# Do this:
Scan the listing that follows and report how many lines contain "color". Write the number alone.

# Records to use:
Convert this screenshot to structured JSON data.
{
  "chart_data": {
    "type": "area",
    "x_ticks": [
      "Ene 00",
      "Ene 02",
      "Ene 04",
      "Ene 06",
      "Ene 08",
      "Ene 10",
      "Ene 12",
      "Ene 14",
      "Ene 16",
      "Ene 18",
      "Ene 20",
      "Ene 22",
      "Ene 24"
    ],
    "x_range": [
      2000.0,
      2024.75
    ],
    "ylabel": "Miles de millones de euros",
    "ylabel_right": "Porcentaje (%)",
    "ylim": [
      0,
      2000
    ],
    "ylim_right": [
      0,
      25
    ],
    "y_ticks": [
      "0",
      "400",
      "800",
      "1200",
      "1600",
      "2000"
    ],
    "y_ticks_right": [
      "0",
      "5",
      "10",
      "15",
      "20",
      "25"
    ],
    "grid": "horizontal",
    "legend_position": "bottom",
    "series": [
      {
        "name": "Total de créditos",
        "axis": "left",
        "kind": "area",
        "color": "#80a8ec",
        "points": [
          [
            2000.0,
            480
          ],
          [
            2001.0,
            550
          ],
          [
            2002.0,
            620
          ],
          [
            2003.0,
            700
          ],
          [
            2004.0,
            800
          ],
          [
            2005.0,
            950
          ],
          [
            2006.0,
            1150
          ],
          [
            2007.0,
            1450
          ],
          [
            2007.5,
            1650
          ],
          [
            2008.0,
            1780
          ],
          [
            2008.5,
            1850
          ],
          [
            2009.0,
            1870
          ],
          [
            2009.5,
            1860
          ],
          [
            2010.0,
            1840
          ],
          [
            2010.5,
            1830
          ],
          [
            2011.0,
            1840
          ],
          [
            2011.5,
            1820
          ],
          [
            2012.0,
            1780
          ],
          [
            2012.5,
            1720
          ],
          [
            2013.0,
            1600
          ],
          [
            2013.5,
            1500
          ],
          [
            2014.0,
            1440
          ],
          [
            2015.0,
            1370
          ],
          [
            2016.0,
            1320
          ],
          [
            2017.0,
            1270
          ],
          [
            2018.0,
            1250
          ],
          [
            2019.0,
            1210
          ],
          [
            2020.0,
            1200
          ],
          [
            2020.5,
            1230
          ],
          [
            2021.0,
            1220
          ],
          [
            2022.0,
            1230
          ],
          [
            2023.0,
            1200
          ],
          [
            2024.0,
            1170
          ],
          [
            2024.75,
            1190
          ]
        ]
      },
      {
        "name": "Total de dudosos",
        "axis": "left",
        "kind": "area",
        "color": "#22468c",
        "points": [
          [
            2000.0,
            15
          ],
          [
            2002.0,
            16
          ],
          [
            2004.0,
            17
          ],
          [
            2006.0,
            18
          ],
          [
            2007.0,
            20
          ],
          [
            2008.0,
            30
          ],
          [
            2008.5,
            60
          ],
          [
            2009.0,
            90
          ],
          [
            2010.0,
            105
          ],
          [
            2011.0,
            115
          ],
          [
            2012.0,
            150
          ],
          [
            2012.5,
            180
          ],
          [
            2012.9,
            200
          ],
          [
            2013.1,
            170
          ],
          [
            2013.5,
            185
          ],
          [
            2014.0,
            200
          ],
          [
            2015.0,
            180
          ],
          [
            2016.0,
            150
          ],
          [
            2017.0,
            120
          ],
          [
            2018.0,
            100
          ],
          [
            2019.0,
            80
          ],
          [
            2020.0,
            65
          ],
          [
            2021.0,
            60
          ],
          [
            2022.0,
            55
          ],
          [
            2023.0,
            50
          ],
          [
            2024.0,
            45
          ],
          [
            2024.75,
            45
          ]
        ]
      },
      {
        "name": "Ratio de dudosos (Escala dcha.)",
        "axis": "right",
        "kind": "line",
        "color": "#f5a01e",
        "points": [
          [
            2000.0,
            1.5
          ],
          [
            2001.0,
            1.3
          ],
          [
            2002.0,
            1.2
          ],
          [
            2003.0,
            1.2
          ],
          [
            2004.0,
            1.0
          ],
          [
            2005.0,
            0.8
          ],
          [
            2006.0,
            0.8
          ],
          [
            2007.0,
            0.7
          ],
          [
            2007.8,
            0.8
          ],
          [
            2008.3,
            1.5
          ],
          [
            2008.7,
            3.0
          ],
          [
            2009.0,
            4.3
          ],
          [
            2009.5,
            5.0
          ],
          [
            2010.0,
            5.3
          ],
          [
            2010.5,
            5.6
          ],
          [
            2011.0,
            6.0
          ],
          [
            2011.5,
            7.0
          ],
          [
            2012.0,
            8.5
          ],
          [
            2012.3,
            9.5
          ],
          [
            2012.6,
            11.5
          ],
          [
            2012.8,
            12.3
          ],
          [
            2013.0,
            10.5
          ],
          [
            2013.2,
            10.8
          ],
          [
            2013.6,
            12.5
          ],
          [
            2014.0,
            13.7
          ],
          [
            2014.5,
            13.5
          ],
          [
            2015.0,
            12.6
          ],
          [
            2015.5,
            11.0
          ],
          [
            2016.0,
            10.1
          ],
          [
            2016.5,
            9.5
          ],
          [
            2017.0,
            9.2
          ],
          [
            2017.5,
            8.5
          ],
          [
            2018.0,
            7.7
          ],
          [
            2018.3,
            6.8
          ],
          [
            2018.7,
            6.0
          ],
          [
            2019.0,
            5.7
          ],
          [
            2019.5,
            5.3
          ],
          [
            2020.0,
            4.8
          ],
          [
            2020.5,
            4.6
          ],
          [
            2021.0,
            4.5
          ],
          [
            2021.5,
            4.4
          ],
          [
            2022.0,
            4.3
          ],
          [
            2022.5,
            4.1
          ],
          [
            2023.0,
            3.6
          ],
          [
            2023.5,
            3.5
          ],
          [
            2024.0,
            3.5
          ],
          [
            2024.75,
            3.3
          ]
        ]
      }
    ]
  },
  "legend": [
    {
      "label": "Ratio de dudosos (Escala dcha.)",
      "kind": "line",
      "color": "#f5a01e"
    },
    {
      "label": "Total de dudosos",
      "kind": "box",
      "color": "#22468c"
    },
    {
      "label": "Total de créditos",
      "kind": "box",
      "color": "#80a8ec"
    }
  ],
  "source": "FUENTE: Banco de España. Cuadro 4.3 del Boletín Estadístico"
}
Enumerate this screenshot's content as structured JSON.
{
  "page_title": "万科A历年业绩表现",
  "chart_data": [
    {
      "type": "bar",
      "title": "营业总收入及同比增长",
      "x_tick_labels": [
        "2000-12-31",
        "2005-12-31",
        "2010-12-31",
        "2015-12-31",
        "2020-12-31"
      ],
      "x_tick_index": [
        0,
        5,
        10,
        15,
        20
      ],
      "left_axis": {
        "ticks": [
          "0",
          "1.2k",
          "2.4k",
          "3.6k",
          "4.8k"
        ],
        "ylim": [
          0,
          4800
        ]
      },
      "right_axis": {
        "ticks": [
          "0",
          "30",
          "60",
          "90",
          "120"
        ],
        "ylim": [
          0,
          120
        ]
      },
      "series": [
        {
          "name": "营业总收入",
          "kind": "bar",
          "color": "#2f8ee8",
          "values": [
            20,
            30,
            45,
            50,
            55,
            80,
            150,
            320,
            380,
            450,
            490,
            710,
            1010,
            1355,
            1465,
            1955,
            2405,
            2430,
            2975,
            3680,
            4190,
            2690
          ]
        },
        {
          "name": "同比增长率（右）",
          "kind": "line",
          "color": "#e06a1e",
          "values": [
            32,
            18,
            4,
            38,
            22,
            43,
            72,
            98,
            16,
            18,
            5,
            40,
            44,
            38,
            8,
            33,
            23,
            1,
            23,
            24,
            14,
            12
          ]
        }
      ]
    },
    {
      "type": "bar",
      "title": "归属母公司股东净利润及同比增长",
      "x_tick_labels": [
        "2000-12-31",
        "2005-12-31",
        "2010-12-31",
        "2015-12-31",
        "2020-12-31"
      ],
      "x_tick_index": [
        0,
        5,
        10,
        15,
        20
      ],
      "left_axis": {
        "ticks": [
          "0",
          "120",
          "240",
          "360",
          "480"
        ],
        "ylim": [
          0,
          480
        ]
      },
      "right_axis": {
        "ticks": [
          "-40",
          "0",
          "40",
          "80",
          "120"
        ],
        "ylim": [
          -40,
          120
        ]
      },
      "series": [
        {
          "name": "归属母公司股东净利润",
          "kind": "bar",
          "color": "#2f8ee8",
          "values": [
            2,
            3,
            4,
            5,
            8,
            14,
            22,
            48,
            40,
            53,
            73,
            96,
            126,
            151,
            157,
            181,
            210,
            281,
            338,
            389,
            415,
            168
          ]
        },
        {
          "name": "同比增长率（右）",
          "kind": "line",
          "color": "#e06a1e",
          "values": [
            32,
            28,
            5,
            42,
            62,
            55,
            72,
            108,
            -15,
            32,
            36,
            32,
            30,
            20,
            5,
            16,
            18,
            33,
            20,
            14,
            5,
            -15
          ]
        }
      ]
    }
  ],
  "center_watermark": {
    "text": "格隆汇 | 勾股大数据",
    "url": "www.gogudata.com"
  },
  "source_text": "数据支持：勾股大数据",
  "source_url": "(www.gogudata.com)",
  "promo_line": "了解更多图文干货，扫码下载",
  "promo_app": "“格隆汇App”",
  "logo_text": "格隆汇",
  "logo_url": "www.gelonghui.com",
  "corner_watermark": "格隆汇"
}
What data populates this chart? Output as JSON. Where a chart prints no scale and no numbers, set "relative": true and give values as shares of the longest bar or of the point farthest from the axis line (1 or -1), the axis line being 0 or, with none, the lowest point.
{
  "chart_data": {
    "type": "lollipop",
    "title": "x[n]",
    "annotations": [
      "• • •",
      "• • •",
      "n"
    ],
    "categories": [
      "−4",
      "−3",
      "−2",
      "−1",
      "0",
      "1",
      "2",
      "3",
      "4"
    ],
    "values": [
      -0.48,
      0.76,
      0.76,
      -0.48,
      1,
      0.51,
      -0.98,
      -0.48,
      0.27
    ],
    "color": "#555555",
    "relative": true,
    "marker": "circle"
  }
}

# Solution:
11